The exercise = Retype the data that follows line by line, exactly, and leave its pictures out.

Dataset records =
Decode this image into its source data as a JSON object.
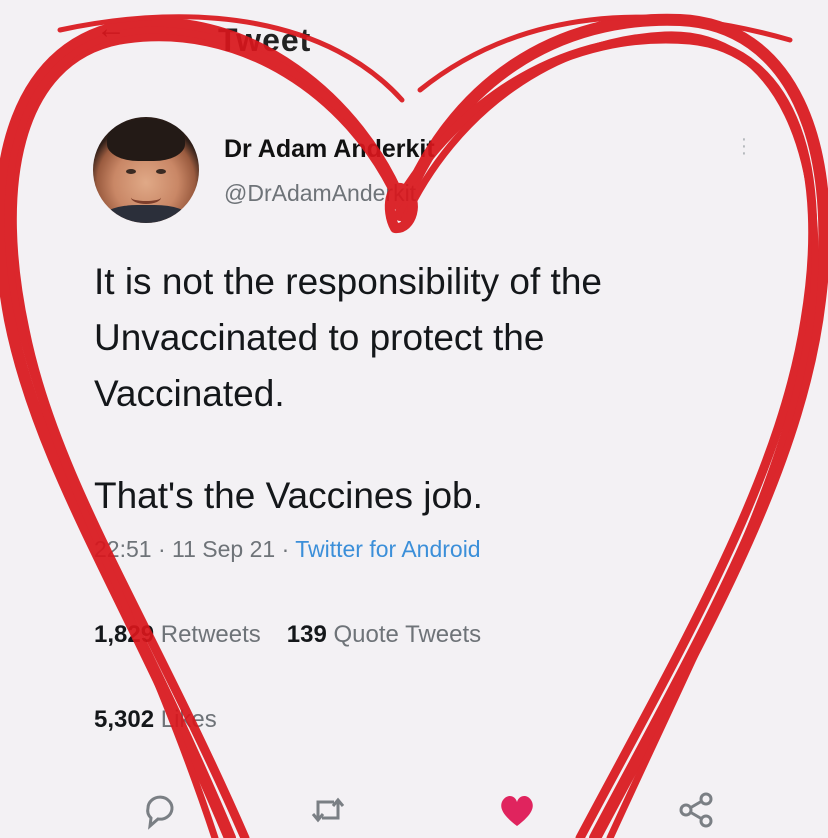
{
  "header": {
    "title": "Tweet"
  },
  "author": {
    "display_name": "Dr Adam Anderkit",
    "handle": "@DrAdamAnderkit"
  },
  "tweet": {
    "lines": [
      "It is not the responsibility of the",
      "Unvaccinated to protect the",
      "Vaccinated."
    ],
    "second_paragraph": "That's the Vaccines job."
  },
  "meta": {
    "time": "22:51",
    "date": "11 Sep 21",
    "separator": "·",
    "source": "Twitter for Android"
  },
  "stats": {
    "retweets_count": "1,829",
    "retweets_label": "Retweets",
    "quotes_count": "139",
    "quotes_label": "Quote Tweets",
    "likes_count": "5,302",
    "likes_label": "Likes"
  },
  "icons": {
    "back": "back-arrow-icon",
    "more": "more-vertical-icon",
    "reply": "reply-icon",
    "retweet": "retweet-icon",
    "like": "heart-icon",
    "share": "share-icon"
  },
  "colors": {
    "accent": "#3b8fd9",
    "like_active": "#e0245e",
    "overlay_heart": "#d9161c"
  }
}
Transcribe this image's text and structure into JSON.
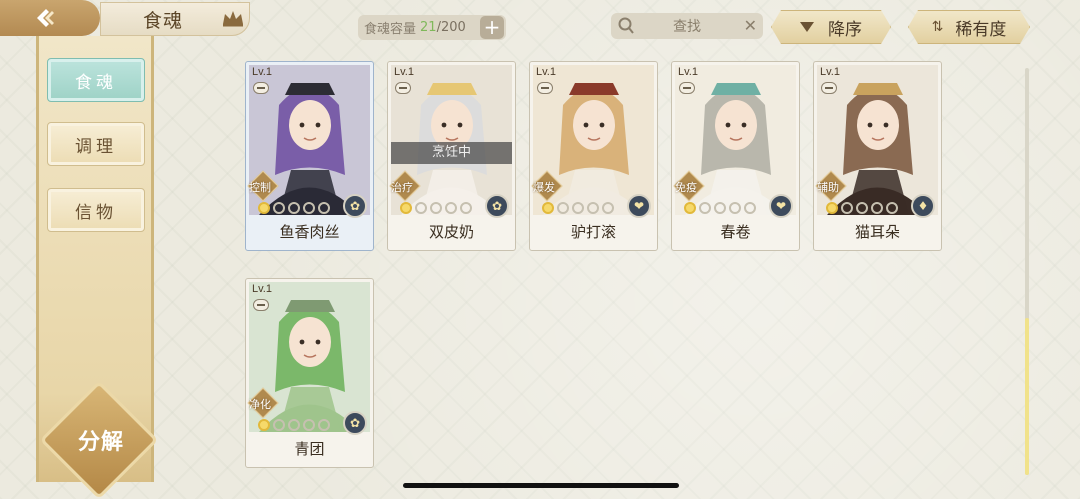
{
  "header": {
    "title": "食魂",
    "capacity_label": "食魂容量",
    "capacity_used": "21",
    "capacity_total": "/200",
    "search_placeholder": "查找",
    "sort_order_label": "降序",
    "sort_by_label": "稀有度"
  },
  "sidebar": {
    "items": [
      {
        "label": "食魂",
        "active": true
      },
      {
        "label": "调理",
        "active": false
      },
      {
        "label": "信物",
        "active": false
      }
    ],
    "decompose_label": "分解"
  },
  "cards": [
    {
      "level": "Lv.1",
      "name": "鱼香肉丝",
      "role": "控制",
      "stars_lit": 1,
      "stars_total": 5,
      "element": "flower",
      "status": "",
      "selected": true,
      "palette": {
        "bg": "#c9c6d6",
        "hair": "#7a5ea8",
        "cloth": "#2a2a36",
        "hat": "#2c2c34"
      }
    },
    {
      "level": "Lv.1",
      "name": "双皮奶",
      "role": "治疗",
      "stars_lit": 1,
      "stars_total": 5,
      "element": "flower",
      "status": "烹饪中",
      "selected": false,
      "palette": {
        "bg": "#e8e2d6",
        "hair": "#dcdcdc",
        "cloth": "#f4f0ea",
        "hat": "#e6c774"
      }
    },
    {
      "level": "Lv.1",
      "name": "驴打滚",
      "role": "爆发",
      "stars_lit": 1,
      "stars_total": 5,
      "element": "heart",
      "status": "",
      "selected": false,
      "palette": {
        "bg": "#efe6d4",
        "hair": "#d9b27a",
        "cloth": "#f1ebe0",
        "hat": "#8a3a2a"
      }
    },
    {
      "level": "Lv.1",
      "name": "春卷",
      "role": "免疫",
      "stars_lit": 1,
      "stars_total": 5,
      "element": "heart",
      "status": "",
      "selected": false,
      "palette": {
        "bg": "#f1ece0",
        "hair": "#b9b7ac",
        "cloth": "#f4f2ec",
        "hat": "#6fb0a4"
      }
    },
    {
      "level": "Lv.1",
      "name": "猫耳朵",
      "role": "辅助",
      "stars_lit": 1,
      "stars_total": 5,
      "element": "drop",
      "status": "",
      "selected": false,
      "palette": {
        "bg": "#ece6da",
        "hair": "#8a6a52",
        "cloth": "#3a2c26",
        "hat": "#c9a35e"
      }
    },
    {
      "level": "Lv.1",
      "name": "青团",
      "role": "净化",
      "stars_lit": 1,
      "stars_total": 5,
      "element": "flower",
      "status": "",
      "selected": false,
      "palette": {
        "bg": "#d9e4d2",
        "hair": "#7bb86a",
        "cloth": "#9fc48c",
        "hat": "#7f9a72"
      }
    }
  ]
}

Exercise solution =
Decode this image into its source data as a JSON object.
{
  "header": {
    "title": "Tweet"
  },
  "author": {
    "display_name": "Dr Adam Anderkit",
    "handle": "@DrAdamAnderkit"
  },
  "tweet": {
    "lines": [
      "It is not the responsibility of the",
      "Unvaccinated to protect the",
      "Vaccinated."
    ],
    "second_paragraph": "That's the Vaccines job."
  },
  "meta": {
    "time": "22:51",
    "date": "11 Sep 21",
    "separator": "·",
    "source": "Twitter for Android"
  },
  "stats": {
    "retweets_count": "1,829",
    "retweets_label": "Retweets",
    "quotes_count": "139",
    "quotes_label": "Quote Tweets",
    "likes_count": "5,302",
    "likes_label": "Likes"
  },
  "icons": {
    "back": "back-arrow-icon",
    "more": "more-vertical-icon",
    "reply": "reply-icon",
    "retweet": "retweet-icon",
    "like": "heart-icon",
    "share": "share-icon"
  },
  "colors": {
    "accent": "#3b8fd9",
    "like_active": "#e0245e",
    "overlay_heart": "#d9161c"
  }
}
Transcribe this image's text and structure into JSON.
{
  "header": {
    "title": "食魂",
    "capacity_label": "食魂容量",
    "capacity_used": "21",
    "capacity_total": "/200",
    "search_placeholder": "查找",
    "sort_order_label": "降序",
    "sort_by_label": "稀有度"
  },
  "sidebar": {
    "items": [
      {
        "label": "食魂",
        "active": true
      },
      {
        "label": "调理",
        "active": false
      },
      {
        "label": "信物",
        "active": false
      }
    ],
    "decompose_label": "分解"
  },
  "cards": [
    {
      "level": "Lv.1",
      "name": "鱼香肉丝",
      "role": "控制",
      "stars_lit": 1,
      "stars_total": 5,
      "element": "flower",
      "status": "",
      "selected": true,
      "palette": {
        "bg": "#c9c6d6",
        "hair": "#7a5ea8",
        "cloth": "#2a2a36",
        "hat": "#2c2c34"
      }
    },
    {
      "level": "Lv.1",
      "name": "双皮奶",
      "role": "治疗",
      "stars_lit": 1,
      "stars_total": 5,
      "element": "flower",
      "status": "烹饪中",
      "selected": false,
      "palette": {
        "bg": "#e8e2d6",
        "hair": "#dcdcdc",
        "cloth": "#f4f0ea",
        "hat": "#e6c774"
      }
    },
    {
      "level": "Lv.1",
      "name": "驴打滚",
      "role": "爆发",
      "stars_lit": 1,
      "stars_total": 5,
      "element": "heart",
      "status": "",
      "selected": false,
      "palette": {
        "bg": "#efe6d4",
        "hair": "#d9b27a",
        "cloth": "#f1ebe0",
        "hat": "#8a3a2a"
      }
    },
    {
      "level": "Lv.1",
      "name": "春卷",
      "role": "免疫",
      "stars_lit": 1,
      "stars_total": 5,
      "element": "heart",
      "status": "",
      "selected": false,
      "palette": {
        "bg": "#f1ece0",
        "hair": "#b9b7ac",
        "cloth": "#f4f2ec",
        "hat": "#6fb0a4"
      }
    },
    {
      "level": "Lv.1",
      "name": "猫耳朵",
      "role": "辅助",
      "stars_lit": 1,
      "stars_total": 5,
      "element": "drop",
      "status": "",
      "selected": false,
      "palette": {
        "bg": "#ece6da",
        "hair": "#8a6a52",
        "cloth": "#3a2c26",
        "hat": "#c9a35e"
      }
    },
    {
      "level": "Lv.1",
      "name": "青团",
      "role": "净化",
      "stars_lit": 1,
      "stars_total": 5,
      "element": "flower",
      "status": "",
      "selected": false,
      "palette": {
        "bg": "#d9e4d2",
        "hair": "#7bb86a",
        "cloth": "#9fc48c",
        "hat": "#7f9a72"
      }
    }
  ]
}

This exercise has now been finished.